■ **RECORDS FOR THIS EXERCISE**
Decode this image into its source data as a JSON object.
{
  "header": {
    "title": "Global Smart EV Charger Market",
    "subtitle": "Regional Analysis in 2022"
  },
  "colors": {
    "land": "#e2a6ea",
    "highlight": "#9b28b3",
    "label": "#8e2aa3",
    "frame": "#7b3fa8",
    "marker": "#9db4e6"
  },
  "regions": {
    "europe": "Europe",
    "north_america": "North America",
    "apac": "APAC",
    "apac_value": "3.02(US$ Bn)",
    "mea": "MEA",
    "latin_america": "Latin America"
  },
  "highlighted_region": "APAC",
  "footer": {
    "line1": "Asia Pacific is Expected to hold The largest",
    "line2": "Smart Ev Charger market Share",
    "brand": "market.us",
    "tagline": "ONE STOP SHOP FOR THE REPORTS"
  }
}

■ **EXERCISE DIRECTIONS**
Where a line above holds the string "America", show that line.

■ **REPLY**
    "north_america": "North America",
    "latin_america": "Latin America"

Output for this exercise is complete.